Exercise task: Gather the lines from the material that contain "σημεῖον".

Extracted records:

━━━

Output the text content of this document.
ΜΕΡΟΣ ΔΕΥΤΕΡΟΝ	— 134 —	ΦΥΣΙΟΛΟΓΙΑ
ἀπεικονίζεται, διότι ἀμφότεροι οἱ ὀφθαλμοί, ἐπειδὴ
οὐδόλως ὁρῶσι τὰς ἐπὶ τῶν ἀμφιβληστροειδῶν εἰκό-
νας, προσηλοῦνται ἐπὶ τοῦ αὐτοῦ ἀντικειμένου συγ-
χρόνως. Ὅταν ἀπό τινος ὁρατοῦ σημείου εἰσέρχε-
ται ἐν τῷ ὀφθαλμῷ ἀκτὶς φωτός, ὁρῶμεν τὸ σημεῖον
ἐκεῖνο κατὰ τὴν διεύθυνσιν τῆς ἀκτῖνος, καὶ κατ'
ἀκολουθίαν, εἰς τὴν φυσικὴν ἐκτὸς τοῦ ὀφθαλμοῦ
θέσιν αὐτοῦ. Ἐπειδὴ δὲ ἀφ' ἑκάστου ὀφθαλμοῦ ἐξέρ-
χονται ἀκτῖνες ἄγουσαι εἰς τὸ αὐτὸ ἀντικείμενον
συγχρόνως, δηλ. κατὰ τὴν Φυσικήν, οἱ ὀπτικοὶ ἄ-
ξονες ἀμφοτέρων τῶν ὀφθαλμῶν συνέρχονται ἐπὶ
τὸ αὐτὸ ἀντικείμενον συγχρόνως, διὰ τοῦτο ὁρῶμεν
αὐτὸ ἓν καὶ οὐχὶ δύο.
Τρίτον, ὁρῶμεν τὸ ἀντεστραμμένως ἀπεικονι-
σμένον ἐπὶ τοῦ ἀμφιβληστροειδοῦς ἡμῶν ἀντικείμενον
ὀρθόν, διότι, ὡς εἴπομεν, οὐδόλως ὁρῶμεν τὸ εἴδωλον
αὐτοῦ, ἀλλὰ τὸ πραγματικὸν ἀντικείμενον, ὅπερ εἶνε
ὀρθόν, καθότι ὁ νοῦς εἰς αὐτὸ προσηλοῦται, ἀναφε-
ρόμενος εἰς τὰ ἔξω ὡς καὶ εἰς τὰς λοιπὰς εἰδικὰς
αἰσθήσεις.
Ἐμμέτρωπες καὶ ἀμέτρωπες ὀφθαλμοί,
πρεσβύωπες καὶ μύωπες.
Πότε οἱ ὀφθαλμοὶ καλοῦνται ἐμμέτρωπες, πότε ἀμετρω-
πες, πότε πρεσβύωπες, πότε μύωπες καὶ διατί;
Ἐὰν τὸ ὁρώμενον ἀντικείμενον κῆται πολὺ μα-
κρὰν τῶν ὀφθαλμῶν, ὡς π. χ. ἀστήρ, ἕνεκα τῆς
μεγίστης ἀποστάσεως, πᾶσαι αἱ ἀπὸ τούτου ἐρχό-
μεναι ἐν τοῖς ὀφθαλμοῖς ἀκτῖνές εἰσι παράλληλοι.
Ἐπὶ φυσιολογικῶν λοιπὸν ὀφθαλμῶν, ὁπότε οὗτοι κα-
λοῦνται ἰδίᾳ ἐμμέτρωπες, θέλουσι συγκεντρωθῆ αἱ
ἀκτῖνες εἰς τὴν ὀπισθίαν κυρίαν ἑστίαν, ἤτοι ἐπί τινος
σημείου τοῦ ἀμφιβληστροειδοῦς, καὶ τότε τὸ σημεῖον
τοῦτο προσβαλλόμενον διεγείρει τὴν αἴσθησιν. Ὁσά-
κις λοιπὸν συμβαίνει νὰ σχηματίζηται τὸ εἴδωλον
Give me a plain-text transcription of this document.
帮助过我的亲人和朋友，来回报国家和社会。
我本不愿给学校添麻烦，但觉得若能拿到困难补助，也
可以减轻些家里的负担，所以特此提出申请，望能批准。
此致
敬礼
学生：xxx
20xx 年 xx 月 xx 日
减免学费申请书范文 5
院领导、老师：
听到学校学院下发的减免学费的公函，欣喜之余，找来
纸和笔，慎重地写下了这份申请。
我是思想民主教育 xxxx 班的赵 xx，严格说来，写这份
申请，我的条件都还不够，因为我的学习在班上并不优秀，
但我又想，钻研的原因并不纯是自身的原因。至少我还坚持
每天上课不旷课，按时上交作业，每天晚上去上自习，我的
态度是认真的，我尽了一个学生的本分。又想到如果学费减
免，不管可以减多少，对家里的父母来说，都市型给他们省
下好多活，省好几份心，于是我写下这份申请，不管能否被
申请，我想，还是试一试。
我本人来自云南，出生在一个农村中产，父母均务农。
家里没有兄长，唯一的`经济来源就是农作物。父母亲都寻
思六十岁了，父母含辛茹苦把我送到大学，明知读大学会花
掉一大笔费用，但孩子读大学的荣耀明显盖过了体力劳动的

━━━

Response to the exercise:
ται ἐν τῷ ὀφθαλμῷ ἀκτὶς φωτός, ὁρῶμεν τὸ σημεῖον
σημείου τοῦ ἀμφιβληστροειδοῦς, καὶ τότε τὸ σημεῖον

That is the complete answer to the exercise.